----- Source data
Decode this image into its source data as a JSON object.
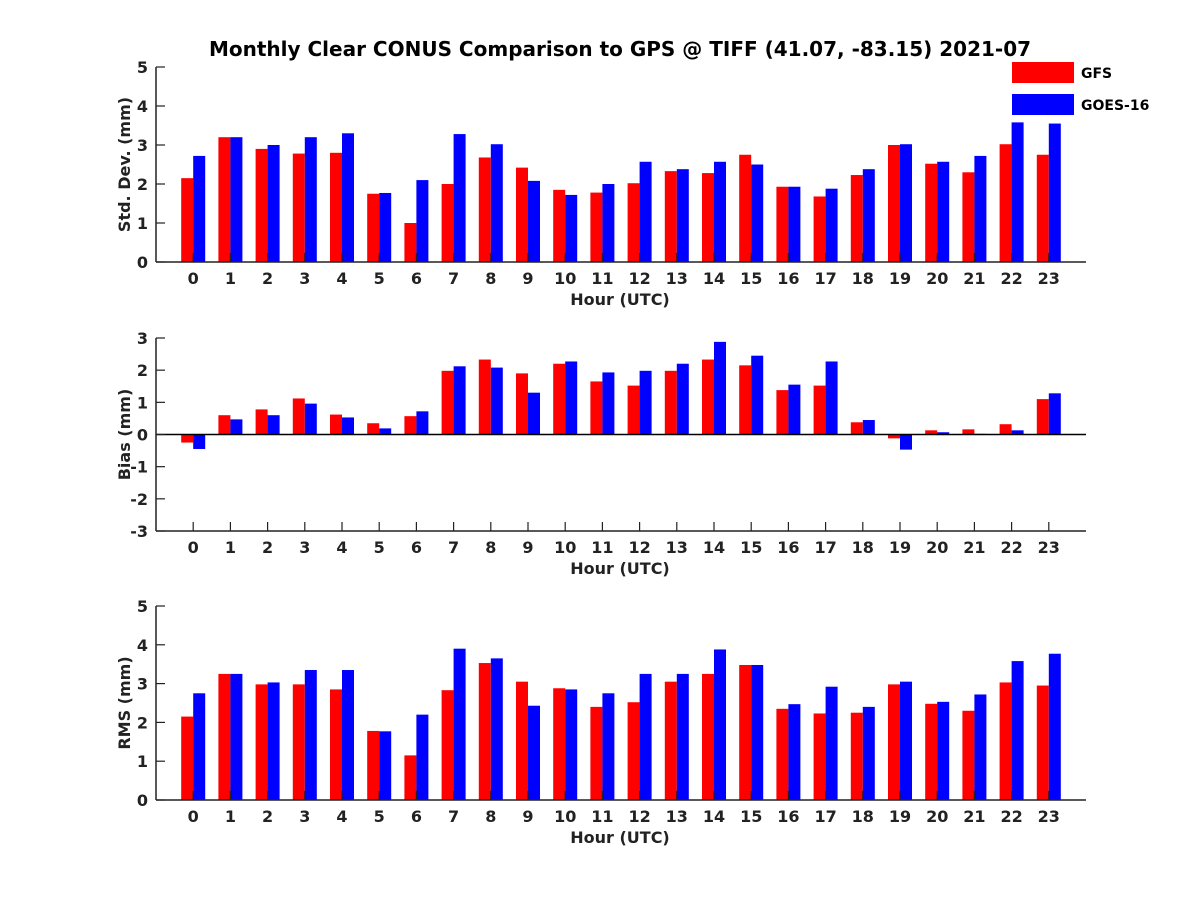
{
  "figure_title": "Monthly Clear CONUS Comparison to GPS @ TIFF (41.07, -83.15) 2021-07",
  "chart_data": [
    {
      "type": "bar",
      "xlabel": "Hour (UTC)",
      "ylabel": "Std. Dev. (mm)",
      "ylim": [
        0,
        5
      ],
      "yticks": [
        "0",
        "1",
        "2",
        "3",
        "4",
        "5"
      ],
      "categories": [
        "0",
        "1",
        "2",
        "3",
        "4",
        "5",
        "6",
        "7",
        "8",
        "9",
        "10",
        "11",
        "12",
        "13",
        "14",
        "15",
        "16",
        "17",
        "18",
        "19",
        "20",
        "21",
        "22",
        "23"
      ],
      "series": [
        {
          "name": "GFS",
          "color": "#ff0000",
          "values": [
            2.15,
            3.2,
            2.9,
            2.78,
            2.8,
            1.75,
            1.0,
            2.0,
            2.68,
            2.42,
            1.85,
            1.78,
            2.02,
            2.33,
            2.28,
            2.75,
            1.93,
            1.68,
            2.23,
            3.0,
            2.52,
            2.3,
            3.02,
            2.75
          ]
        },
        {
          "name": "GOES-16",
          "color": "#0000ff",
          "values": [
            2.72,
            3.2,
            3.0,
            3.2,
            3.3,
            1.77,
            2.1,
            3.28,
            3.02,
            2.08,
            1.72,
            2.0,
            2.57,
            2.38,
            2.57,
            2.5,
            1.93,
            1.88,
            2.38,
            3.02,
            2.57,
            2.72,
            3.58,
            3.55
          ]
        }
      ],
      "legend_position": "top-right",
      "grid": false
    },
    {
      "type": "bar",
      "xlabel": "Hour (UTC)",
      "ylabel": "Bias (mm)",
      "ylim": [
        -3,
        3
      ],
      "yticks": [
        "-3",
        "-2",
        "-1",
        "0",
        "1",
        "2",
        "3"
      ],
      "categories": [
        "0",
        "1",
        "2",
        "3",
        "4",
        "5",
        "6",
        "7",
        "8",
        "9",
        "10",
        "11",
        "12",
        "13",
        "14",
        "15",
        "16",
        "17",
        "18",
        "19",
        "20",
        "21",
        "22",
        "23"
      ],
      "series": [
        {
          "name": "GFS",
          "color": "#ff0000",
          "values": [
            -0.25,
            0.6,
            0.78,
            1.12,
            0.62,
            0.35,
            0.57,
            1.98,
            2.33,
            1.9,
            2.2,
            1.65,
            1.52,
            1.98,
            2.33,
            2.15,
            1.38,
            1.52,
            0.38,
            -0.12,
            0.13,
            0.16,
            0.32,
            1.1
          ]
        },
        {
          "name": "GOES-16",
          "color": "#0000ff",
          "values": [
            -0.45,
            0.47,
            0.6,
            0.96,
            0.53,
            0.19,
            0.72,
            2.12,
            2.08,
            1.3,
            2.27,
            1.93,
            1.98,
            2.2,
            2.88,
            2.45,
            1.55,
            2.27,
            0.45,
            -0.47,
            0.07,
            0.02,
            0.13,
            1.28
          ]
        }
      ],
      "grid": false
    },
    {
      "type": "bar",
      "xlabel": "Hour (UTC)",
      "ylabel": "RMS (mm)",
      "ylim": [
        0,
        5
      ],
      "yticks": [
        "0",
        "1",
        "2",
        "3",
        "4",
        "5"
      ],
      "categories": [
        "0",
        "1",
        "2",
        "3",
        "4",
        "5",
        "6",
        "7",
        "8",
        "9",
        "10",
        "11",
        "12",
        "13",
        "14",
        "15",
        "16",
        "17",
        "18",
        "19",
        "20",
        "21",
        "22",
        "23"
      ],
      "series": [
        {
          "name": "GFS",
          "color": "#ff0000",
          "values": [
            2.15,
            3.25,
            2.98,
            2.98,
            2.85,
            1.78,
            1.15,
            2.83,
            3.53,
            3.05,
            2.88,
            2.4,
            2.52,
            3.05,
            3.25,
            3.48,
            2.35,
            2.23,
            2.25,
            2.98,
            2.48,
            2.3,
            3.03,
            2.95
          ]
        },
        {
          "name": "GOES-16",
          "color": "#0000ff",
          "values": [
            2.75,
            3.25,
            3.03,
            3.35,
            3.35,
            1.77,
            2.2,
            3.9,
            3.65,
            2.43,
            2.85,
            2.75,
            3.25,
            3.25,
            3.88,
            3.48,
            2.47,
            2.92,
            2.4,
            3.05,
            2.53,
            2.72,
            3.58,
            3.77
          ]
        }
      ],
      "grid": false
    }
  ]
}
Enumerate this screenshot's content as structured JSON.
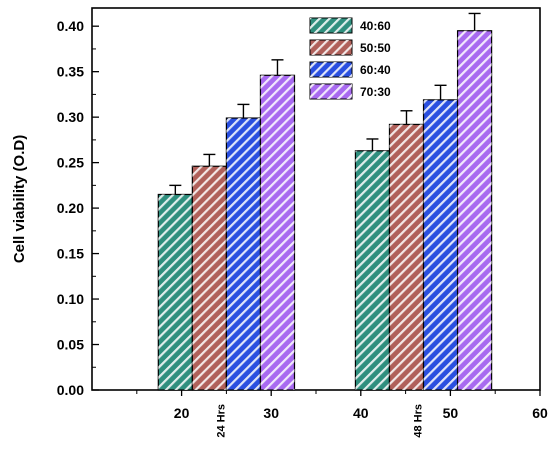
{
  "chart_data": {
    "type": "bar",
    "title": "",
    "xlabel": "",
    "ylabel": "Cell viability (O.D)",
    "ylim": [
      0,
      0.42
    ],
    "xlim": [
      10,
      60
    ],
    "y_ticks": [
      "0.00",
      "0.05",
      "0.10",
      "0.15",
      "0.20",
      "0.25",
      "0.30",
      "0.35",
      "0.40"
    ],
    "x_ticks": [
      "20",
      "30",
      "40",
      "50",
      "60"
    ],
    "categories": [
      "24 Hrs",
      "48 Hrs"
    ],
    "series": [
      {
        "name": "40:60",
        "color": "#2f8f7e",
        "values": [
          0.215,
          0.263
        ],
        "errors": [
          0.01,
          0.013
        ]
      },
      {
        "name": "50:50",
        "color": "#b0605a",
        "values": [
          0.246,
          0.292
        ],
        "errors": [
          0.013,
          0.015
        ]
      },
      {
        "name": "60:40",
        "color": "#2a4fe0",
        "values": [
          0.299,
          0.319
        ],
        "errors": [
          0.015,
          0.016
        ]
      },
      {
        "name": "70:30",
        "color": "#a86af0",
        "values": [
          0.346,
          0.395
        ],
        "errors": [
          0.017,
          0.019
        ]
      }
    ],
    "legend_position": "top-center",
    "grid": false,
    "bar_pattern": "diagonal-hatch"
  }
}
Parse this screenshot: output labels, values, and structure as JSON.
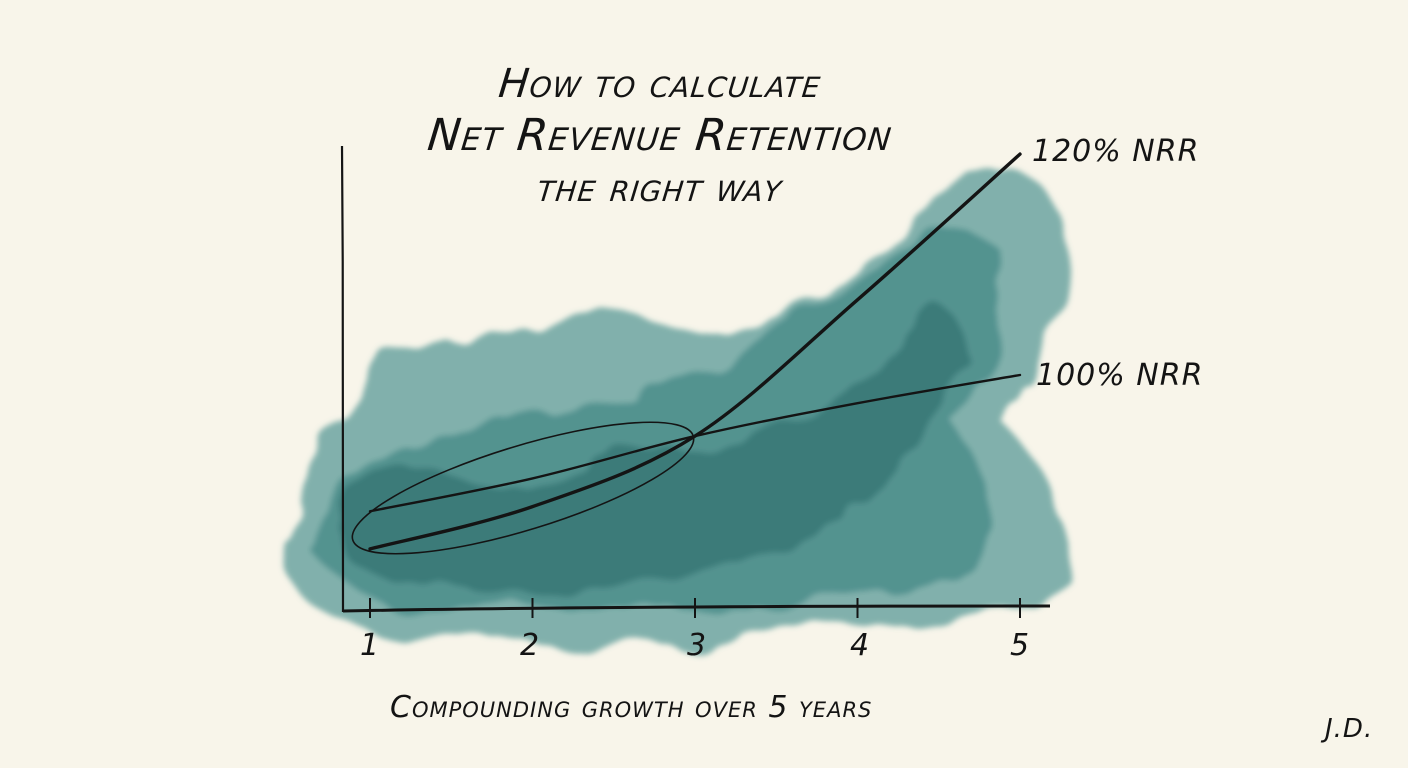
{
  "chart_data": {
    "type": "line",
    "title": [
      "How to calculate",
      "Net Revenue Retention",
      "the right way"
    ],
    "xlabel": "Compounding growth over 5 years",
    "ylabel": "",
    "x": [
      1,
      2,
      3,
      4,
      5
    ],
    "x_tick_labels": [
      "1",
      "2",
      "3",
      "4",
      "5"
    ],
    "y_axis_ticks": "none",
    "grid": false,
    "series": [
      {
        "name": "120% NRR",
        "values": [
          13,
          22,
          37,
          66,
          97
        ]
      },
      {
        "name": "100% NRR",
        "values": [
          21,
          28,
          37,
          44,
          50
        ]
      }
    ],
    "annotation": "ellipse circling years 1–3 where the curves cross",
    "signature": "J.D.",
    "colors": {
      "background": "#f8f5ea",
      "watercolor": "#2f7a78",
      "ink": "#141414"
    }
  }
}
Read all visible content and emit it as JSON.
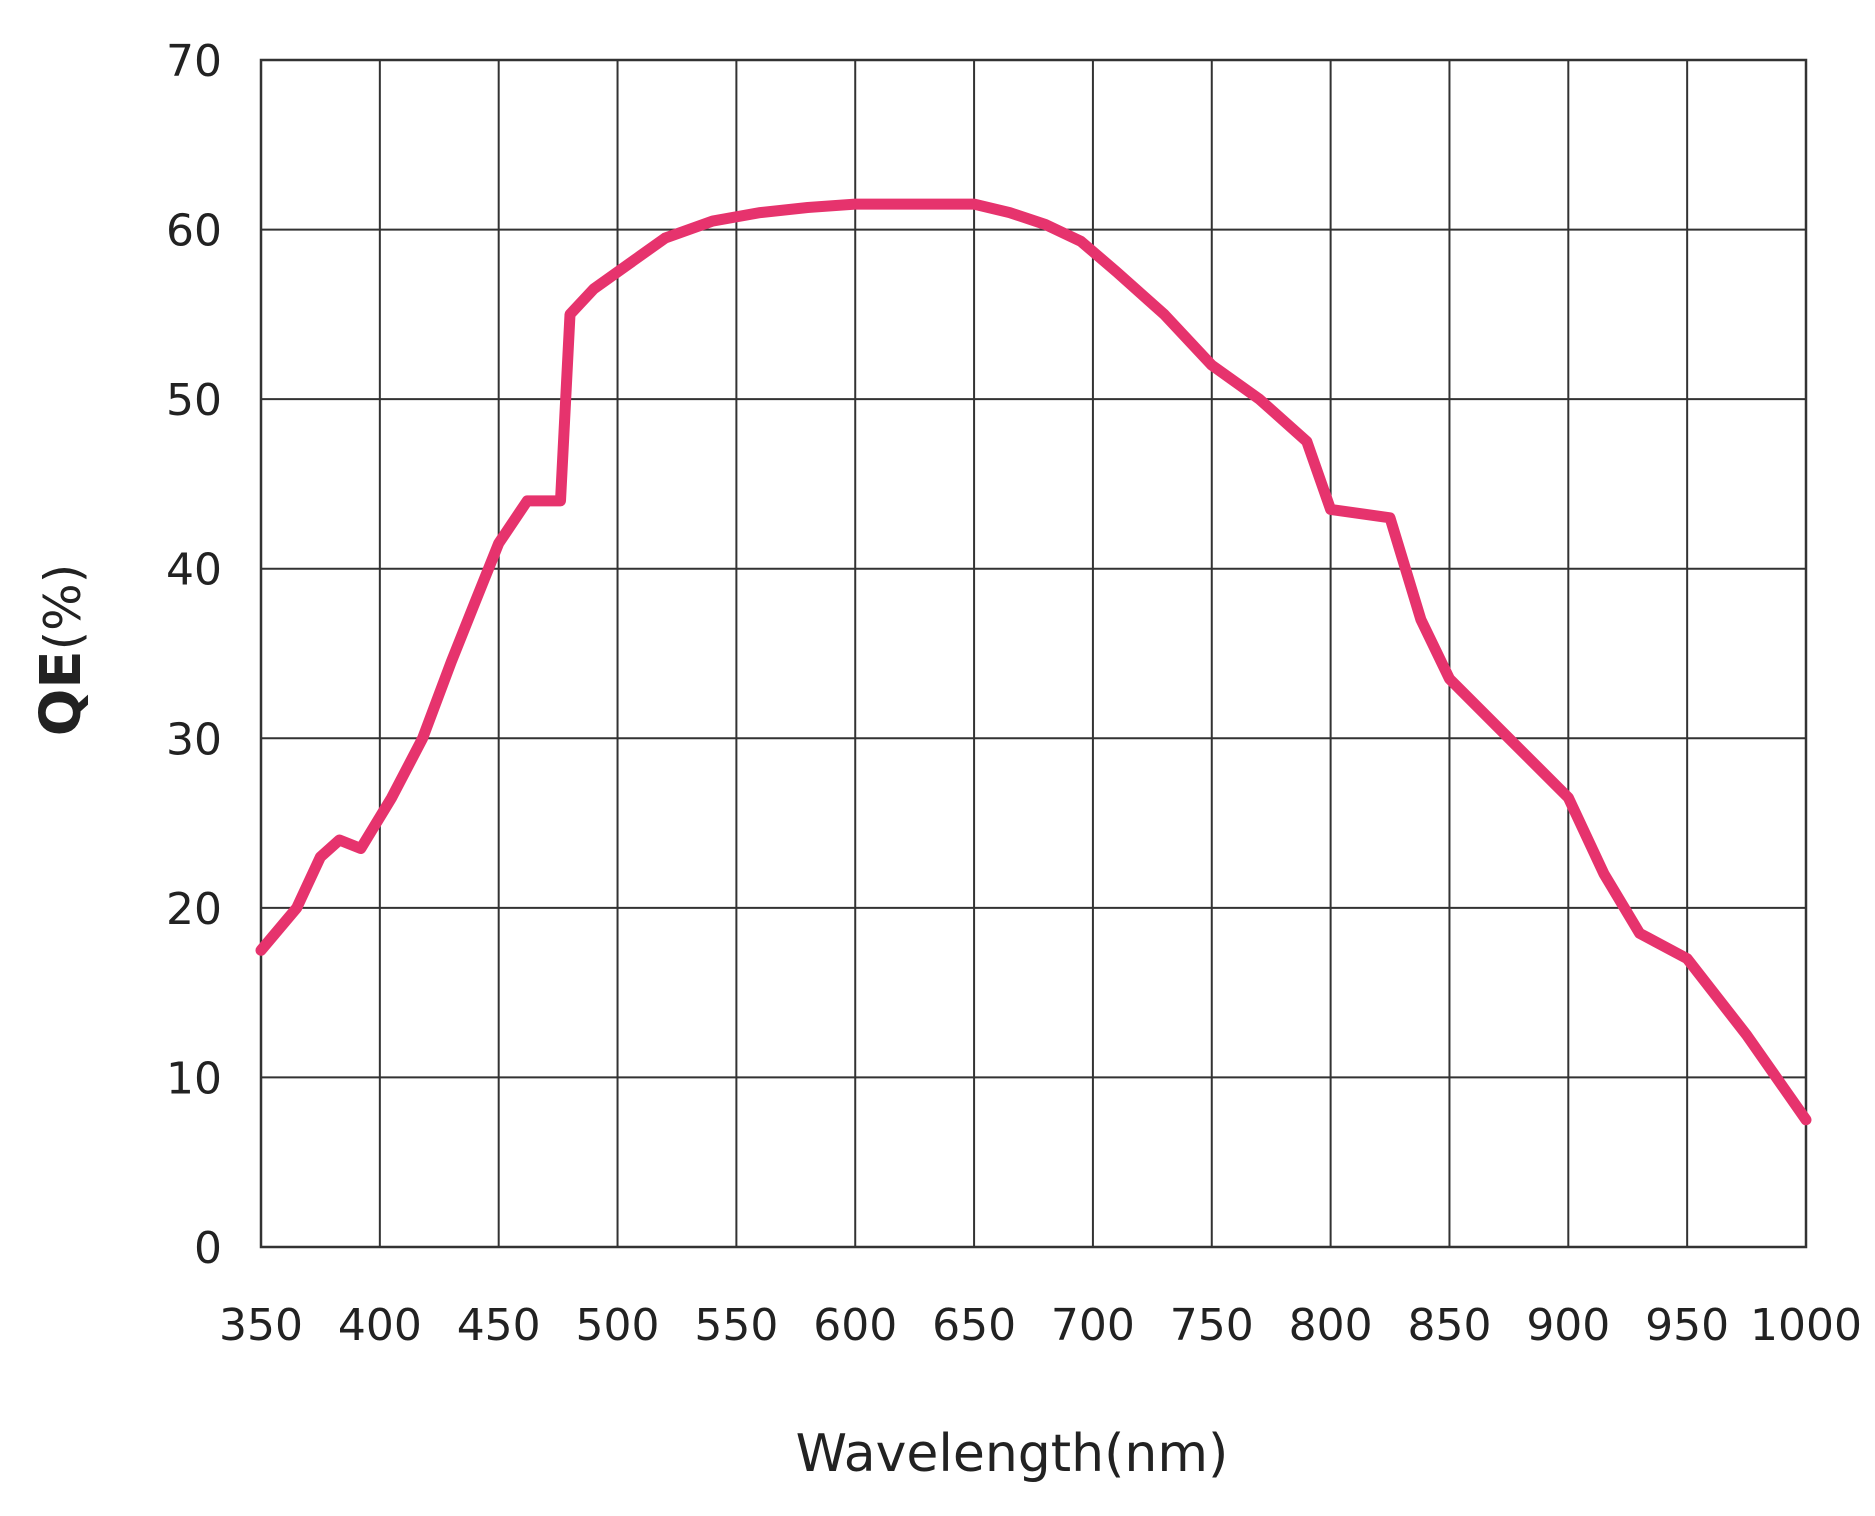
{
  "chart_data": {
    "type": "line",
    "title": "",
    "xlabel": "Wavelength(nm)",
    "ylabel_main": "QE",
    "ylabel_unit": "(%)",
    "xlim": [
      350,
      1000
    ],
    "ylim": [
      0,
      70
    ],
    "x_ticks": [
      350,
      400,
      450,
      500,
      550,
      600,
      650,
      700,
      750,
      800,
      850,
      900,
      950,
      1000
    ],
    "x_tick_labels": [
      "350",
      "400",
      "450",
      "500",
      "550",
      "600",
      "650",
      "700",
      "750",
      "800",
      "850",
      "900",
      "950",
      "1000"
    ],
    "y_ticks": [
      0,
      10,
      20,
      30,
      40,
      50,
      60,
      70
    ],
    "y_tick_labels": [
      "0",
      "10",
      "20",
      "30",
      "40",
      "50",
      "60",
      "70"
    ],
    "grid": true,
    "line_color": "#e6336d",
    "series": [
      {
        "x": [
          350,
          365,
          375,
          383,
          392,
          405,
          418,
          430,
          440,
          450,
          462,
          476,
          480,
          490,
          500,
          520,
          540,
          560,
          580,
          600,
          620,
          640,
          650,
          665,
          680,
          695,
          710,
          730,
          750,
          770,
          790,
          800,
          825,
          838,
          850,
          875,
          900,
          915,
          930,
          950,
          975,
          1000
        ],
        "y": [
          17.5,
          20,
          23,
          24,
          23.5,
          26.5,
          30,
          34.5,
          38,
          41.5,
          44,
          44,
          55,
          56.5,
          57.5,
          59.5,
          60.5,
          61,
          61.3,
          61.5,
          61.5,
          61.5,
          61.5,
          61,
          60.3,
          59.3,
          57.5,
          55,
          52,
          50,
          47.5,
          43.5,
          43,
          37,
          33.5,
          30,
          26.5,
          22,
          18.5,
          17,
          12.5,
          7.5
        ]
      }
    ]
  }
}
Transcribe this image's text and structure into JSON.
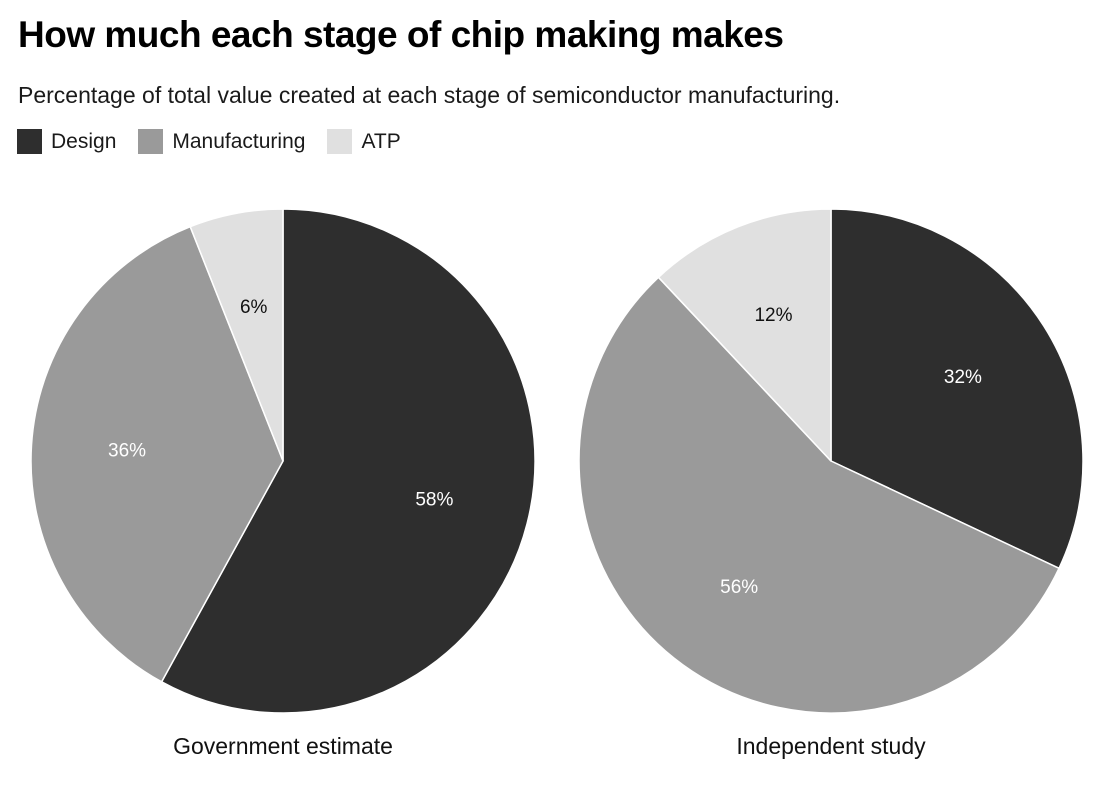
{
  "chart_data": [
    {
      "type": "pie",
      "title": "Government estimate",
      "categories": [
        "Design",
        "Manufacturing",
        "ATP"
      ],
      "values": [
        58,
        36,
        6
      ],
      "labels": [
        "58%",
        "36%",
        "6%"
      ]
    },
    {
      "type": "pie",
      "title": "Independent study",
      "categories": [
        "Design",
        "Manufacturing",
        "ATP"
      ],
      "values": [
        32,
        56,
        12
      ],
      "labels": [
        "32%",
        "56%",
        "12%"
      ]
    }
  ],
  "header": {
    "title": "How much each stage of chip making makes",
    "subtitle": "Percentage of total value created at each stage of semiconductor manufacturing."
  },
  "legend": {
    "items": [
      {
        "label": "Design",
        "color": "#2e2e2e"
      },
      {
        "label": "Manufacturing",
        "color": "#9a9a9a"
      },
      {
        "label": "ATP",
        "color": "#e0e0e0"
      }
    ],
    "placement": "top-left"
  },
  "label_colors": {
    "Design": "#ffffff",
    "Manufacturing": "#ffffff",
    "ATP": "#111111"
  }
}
----------
> [What is being asked]: Pull out every line of the records that includes the string "content".

> [Exercise response]:
Enumerate this screenshot's content as structured JSON.
Read all visible content and emit it as JSON.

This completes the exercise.